Saved entries
- - - - - - -
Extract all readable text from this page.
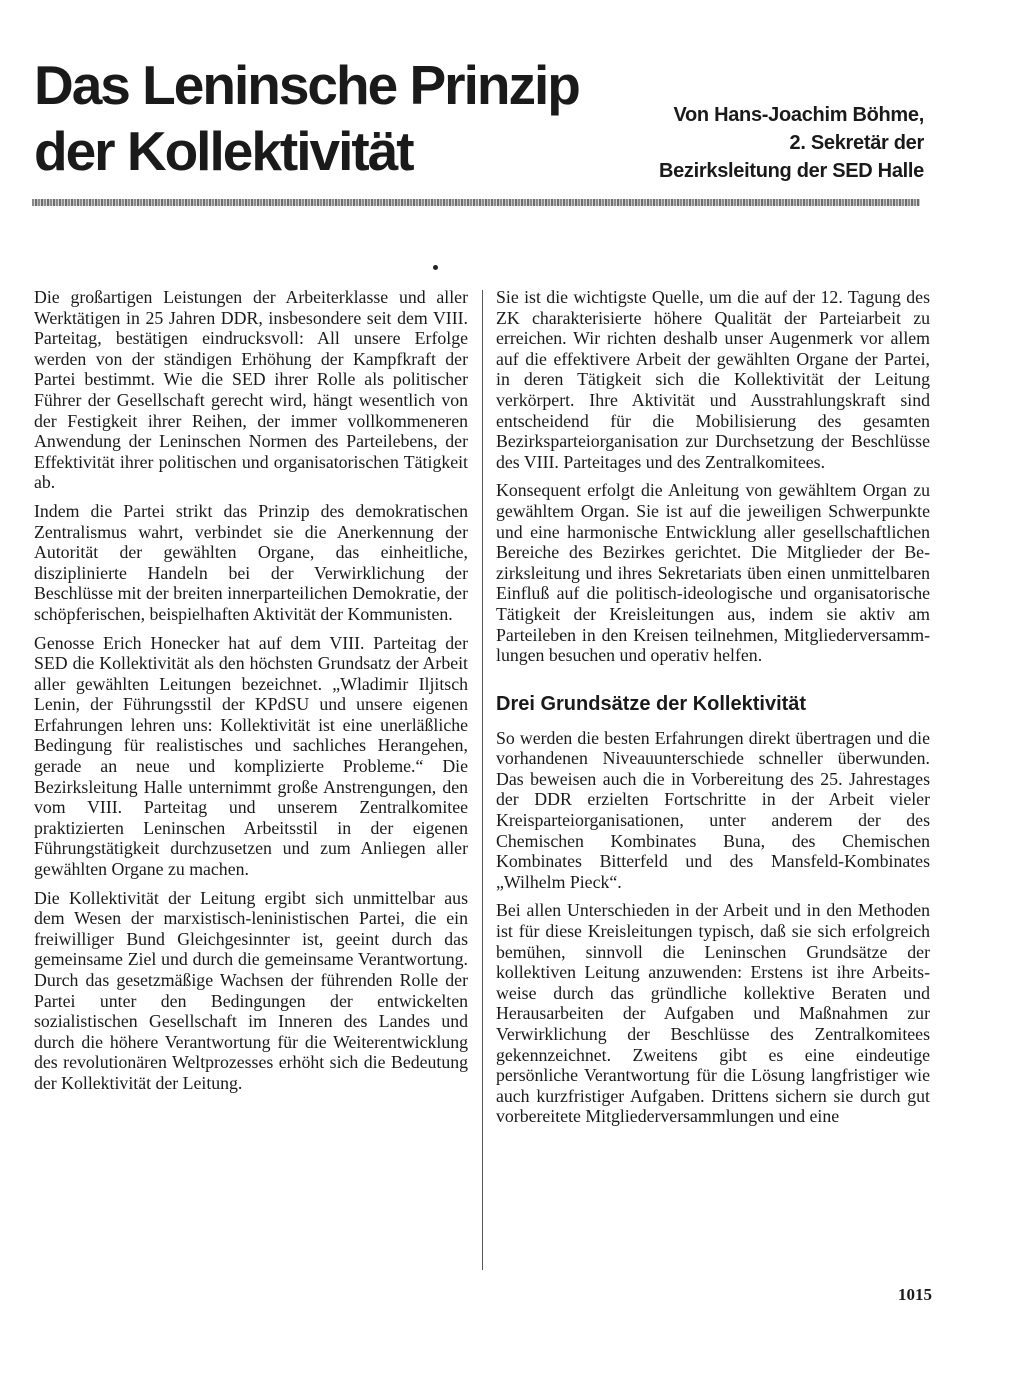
Das Leninsche Prinzip
der Kollektivität
Von Hans-Joachim Böhme,
2. Sekretär der
Bezirksleitung der SED Halle

Die großartigen Leistungen der Arbeiterklasse und aller Werktätigen in 25 Jahren DDR, insbesondere seit dem VIII. Parteitag, bestätigen eindrucksvoll: All unsere Erfolge werden von der ständigen Erhöhung der Kampfkraft der Partei bestimmt. Wie die SED ihrer Rolle als politischer Führer der Gesellschaft gerecht wird, hängt wesentlich von der Festigkeit ihrer Reihen, der immer vollkommeneren Anwendung der Leninschen Normen des Parteilebens, der Effektivität ihrer politischen und organisatorischen Tätigkeit ab.

Indem die Partei strikt das Prinzip des demokratischen Zentralismus wahrt, verbindet sie die Anerkennung der Autorität der gewählten Organe, das einheitliche, disziplinierte Handeln bei der Verwirklichung der Beschlüsse mit der breiten innerparteilichen Demokratie, der schöpferischen, beispielhaften Aktivität der Kommunisten.

Genosse Erich Honecker hat auf dem VIII. Parteitag der SED die Kollektivität als den höchsten Grundsatz der Arbeit aller gewählten Leitungen bezeichnet. „Wladimir Iljitsch Lenin, der Führungsstil der KPdSU und unsere eigenen Erfahrungen lehren uns: Kollektivität ist eine unerläßliche Bedingung für realistisches und sachliches Herangehen, gerade an neue und komplizierte Probleme.“ Die Bezirksleitung Halle unternimmt große Anstrengungen, den vom VIII. Parteitag und unserem Zentralkomitee praktizierten Leninschen Arbeitsstil in der eigenen Führungstätigkeit durchzusetzen und zum Anliegen aller gewählten Organe zu machen.

Die Kollektivität der Leitung ergibt sich unmittelbar aus dem Wesen der marxistisch-leninistischen Partei, die ein freiwilliger Bund Gleichgesinnter ist, geeint durch das gemeinsame Ziel und durch die gemeinsame Verantwortung. Durch das gesetzmäßige Wachsen der führenden Rolle der Partei unter den Bedingungen der entwickelten sozialistischen Gesellschaft im Inneren des Landes und durch die höhere Verantwortung für die Weiterentwicklung des revolutionären Weltprozesses erhöht sich die Bedeutung der Kollektivität der Leitung.

Sie ist die wichtigste Quelle, um die auf der 12. Tagung des ZK charakterisierte höhere Qualität der Parteiarbeit zu erreichen. Wir richten deshalb unser Augenmerk vor allem auf die effektivere Arbeit der gewählten Organe der Partei, in deren Tätigkeit sich die Kollektivität der Leitung verkörpert. Ihre Aktivität und Ausstrahlungskraft sind entscheidend für die Mobilisierung des gesamten Bezirksparteiorganisation zur Durchsetzung der Beschlüsse des VIII. Parteitages und des Zentralkomitees.

Konsequent erfolgt die Anleitung von gewähltem Organ zu gewähltem Organ. Sie ist auf die jeweiligen Schwerpunkte und eine harmonische Entwicklung aller gesellschaftlichen Bereiche des Bezirkes gerichtet. Die Mitglieder der Bezirksleitung und ihres Sekretariats üben einen unmittelbaren Einfluß auf die politisch-ideologische und organisatorische Tätigkeit der Kreisleitungen aus, indem sie aktiv am Parteileben in den Kreisen teilnehmen, Mitgliederversammlungen besuchen und operativ helfen.

Drei Grundsätze der Kollektivität

So werden die besten Erfahrungen direkt übertragen und die vorhandenen Niveauunterschiede schneller überwunden. Das beweisen auch die in Vorbereitung des 25. Jahrestages der DDR erzielten Fortschritte in der Arbeit vieler Kreisparteiorganisationen, unter anderem der des Chemischen Kombinates Buna, des Chemischen Kombinates Bitterfeld und des Mansfeld-Kombinates „Wilhelm Pieck“.

Bei allen Unterschieden in der Arbeit und in den Methoden ist für diese Kreisleitungen typisch, daß sie sich erfolgreich bemühen, sinnvoll die Leninschen Grundsätze der kollektiven Leitung anzuwenden: Erstens ist ihre Arbeitsweise durch das gründliche kollektive Beraten und Herausarbeiten der Aufgaben und Maßnahmen zur Verwirklichung der Beschlüsse des Zentralkomitees gekennzeichnet. Zweitens gibt es eine eindeutige persönliche Verantwortung für die Lösung langfristiger wie auch kurzfristiger Aufgaben. Drittens sichern sie durch gut vorbereitete Mitgliederversammlungen und eine

1015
- - - - - - -
WHAT YOU HAVE TO DO: Output every entry word for word, but omit the pictures.

EXERCISE SOLUTION:
Extract all readable text from this page.
Das Leninsche Prinzip
der Kollektivität
Von Hans-Joachim Böhme,
2. Sekretär der
Bezirksleitung der SED Halle

Die großartigen Leistungen der Arbeiterklasse und aller Werktätigen in 25 Jahren DDR, insbesondere seit dem VIII. Parteitag, bestätigen eindrucksvoll: All unsere Erfolge werden von der ständigen Erhöhung der Kampfkraft der Partei bestimmt. Wie die SED ihrer Rolle als politischer Führer der Gesellschaft gerecht wird, hängt wesentlich von der Festigkeit ihrer Reihen, der immer vollkommeneren Anwendung der Leninschen Normen des Parteilebens, der Effektivität ihrer politischen und organisatorischen Tätigkeit ab.

Indem die Partei strikt das Prinzip des demokratischen Zentralismus wahrt, verbindet sie die Anerkennung der Autorität der gewählten Organe, das einheitliche, disziplinierte Handeln bei der Verwirklichung der Beschlüsse mit der breiten innerparteilichen Demokratie, der schöpferischen, beispielhaften Aktivität der Kommunisten.

Genosse Erich Honecker hat auf dem VIII. Parteitag der SED die Kollektivität als den höchsten Grundsatz der Arbeit aller gewählten Leitungen bezeichnet. „Wladimir Iljitsch Lenin, der Führungsstil der KPdSU und unsere eigenen Erfahrungen lehren uns: Kollektivität ist eine unerläßliche Bedingung für realistisches und sachliches Herangehen, gerade an neue und komplizierte Probleme.“ Die Bezirksleitung Halle unternimmt große Anstrengungen, den vom VIII. Parteitag und unserem Zentralkomitee praktizierten Leninschen Arbeitsstil in der eigenen Führungstätigkeit durchzusetzen und zum Anliegen aller gewählten Organe zu machen.

Die Kollektivität der Leitung ergibt sich unmittelbar aus dem Wesen der marxistisch-leninistischen Partei, die ein freiwilliger Bund Gleichgesinnter ist, geeint durch das gemeinsame Ziel und durch die gemeinsame Verantwortung. Durch das gesetzmäßige Wachsen der führenden Rolle der Partei unter den Bedingungen der entwickelten sozialistischen Gesellschaft im Inneren des Landes und durch die höhere Verantwortung für die Weiterentwicklung des revolutionären Weltprozesses erhöht sich die Bedeutung der Kollektivität der Leitung.

Sie ist die wichtigste Quelle, um die auf der 12. Tagung des ZK charakterisierte höhere Qualität der Parteiarbeit zu erreichen. Wir richten deshalb unser Augenmerk vor allem auf die effektivere Arbeit der gewählten Organe der Partei, in deren Tätigkeit sich die Kollektivität der Leitung verkörpert. Ihre Aktivität und Ausstrahlungskraft sind entscheidend für die Mobilisierung des gesamten Bezirksparteiorganisation zur Durchsetzung der Beschlüsse des VIII. Parteitages und des Zentralkomitees.

Konsequent erfolgt die Anleitung von gewähltem Organ zu gewähltem Organ. Sie ist auf die jeweiligen Schwerpunkte und eine harmonische Entwicklung aller gesellschaftlichen Bereiche des Bezirkes gerichtet. Die Mitglieder der Bezirksleitung und ihres Sekretariats üben einen unmittelbaren Einfluß auf die politisch-ideologische und organisatorische Tätigkeit der Kreisleitungen aus, indem sie aktiv am Parteileben in den Kreisen teilnehmen, Mitgliederversammlungen besuchen und operativ helfen.

Drei Grundsätze der Kollektivität

So werden die besten Erfahrungen direkt übertragen und die vorhandenen Niveauunterschiede schneller überwunden. Das beweisen auch die in Vorbereitung des 25. Jahrestages der DDR erzielten Fortschritte in der Arbeit vieler Kreisparteiorganisationen, unter anderem der des Chemischen Kombinates Buna, des Chemischen Kombinates Bitterfeld und des Mansfeld-Kombinates „Wilhelm Pieck“.

Bei allen Unterschieden in der Arbeit und in den Methoden ist für diese Kreisleitungen typisch, daß sie sich erfolgreich bemühen, sinnvoll die Leninschen Grundsätze der kollektiven Leitung anzuwenden: Erstens ist ihre Arbeitsweise durch das gründliche kollektive Beraten und Herausarbeiten der Aufgaben und Maßnahmen zur Verwirklichung der Beschlüsse des Zentralkomitees gekennzeichnet. Zweitens gibt es eine eindeutige persönliche Verantwortung für die Lösung langfristiger wie auch kurzfristiger Aufgaben. Drittens sichern sie durch gut vorbereitete Mitgliederversammlungen und eine

1015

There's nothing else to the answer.